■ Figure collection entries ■
◇ ◇ ◇ ◇ ◇ ◇ ◇

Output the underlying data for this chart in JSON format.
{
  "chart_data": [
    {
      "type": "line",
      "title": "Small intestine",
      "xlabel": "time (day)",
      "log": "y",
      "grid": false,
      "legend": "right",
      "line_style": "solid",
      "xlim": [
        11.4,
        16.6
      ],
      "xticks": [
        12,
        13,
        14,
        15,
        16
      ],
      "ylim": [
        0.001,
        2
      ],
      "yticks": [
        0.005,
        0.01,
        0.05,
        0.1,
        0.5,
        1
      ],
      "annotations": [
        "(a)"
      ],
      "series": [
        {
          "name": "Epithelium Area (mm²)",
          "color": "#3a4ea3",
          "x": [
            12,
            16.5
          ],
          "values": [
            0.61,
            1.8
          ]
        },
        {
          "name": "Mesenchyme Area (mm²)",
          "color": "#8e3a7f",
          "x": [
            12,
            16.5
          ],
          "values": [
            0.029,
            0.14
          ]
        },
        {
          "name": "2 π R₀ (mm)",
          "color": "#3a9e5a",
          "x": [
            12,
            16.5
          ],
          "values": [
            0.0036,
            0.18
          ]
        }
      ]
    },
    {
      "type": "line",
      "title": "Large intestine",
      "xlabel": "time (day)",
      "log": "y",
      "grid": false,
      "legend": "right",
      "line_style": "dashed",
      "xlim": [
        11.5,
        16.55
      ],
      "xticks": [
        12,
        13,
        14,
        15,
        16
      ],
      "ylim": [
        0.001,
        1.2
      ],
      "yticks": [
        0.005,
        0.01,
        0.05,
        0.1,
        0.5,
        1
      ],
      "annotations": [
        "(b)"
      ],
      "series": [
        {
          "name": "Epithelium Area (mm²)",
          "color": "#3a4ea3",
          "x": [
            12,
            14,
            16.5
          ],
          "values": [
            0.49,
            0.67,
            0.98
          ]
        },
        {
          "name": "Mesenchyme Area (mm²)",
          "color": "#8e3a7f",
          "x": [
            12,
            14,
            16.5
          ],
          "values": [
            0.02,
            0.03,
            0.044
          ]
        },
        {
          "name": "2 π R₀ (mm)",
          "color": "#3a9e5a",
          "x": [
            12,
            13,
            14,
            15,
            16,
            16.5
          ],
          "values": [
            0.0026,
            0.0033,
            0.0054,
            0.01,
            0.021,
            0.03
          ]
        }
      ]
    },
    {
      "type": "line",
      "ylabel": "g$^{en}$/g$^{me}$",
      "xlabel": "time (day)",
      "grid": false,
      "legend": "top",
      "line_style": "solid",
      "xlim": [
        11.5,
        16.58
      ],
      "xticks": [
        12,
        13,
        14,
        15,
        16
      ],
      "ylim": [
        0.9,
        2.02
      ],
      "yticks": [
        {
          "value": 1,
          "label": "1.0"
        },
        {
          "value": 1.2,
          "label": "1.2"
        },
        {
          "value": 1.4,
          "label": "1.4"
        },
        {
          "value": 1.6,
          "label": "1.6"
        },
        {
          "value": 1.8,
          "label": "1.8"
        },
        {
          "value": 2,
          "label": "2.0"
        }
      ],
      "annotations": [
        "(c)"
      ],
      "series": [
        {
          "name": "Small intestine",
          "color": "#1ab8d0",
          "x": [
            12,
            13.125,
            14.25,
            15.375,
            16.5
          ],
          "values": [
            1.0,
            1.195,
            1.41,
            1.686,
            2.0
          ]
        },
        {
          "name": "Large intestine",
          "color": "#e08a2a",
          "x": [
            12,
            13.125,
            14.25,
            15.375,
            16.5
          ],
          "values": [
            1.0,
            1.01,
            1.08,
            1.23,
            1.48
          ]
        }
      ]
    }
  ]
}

◇ ◇ ◇ ◇ ◇ ◇ ◇

■ WORK TO COMPLETE ■
Set down the material above again, word for word.

■ ANSWER IN FULL ■
Output the underlying data for this chart in JSON format.
{
  "chart_data": [
    {
      "type": "line",
      "title": "Small intestine",
      "xlabel": "time (day)",
      "log": "y",
      "grid": false,
      "legend": "right",
      "line_style": "solid",
      "xlim": [
        11.4,
        16.6
      ],
      "xticks": [
        12,
        13,
        14,
        15,
        16
      ],
      "ylim": [
        0.001,
        2
      ],
      "yticks": [
        0.005,
        0.01,
        0.05,
        0.1,
        0.5,
        1
      ],
      "annotations": [
        "(a)"
      ],
      "series": [
        {
          "name": "Epithelium Area (mm²)",
          "color": "#3a4ea3",
          "x": [
            12,
            16.5
          ],
          "values": [
            0.61,
            1.8
          ]
        },
        {
          "name": "Mesenchyme Area (mm²)",
          "color": "#8e3a7f",
          "x": [
            12,
            16.5
          ],
          "values": [
            0.029,
            0.14
          ]
        },
        {
          "name": "2 π R₀ (mm)",
          "color": "#3a9e5a",
          "x": [
            12,
            16.5
          ],
          "values": [
            0.0036,
            0.18
          ]
        }
      ]
    },
    {
      "type": "line",
      "title": "Large intestine",
      "xlabel": "time (day)",
      "log": "y",
      "grid": false,
      "legend": "right",
      "line_style": "dashed",
      "xlim": [
        11.5,
        16.55
      ],
      "xticks": [
        12,
        13,
        14,
        15,
        16
      ],
      "ylim": [
        0.001,
        1.2
      ],
      "yticks": [
        0.005,
        0.01,
        0.05,
        0.1,
        0.5,
        1
      ],
      "annotations": [
        "(b)"
      ],
      "series": [
        {
          "name": "Epithelium Area (mm²)",
          "color": "#3a4ea3",
          "x": [
            12,
            14,
            16.5
          ],
          "values": [
            0.49,
            0.67,
            0.98
          ]
        },
        {
          "name": "Mesenchyme Area (mm²)",
          "color": "#8e3a7f",
          "x": [
            12,
            14,
            16.5
          ],
          "values": [
            0.02,
            0.03,
            0.044
          ]
        },
        {
          "name": "2 π R₀ (mm)",
          "color": "#3a9e5a",
          "x": [
            12,
            13,
            14,
            15,
            16,
            16.5
          ],
          "values": [
            0.0026,
            0.0033,
            0.0054,
            0.01,
            0.021,
            0.03
          ]
        }
      ]
    },
    {
      "type": "line",
      "ylabel": "g$^{en}$/g$^{me}$",
      "xlabel": "time (day)",
      "grid": false,
      "legend": "top",
      "line_style": "solid",
      "xlim": [
        11.5,
        16.58
      ],
      "xticks": [
        12,
        13,
        14,
        15,
        16
      ],
      "ylim": [
        0.9,
        2.02
      ],
      "yticks": [
        {
          "value": 1,
          "label": "1.0"
        },
        {
          "value": 1.2,
          "label": "1.2"
        },
        {
          "value": 1.4,
          "label": "1.4"
        },
        {
          "value": 1.6,
          "label": "1.6"
        },
        {
          "value": 1.8,
          "label": "1.8"
        },
        {
          "value": 2,
          "label": "2.0"
        }
      ],
      "annotations": [
        "(c)"
      ],
      "series": [
        {
          "name": "Small intestine",
          "color": "#1ab8d0",
          "x": [
            12,
            13.125,
            14.25,
            15.375,
            16.5
          ],
          "values": [
            1.0,
            1.195,
            1.41,
            1.686,
            2.0
          ]
        },
        {
          "name": "Large intestine",
          "color": "#e08a2a",
          "x": [
            12,
            13.125,
            14.25,
            15.375,
            16.5
          ],
          "values": [
            1.0,
            1.01,
            1.08,
            1.23,
            1.48
          ]
        }
      ]
    }
  ]
}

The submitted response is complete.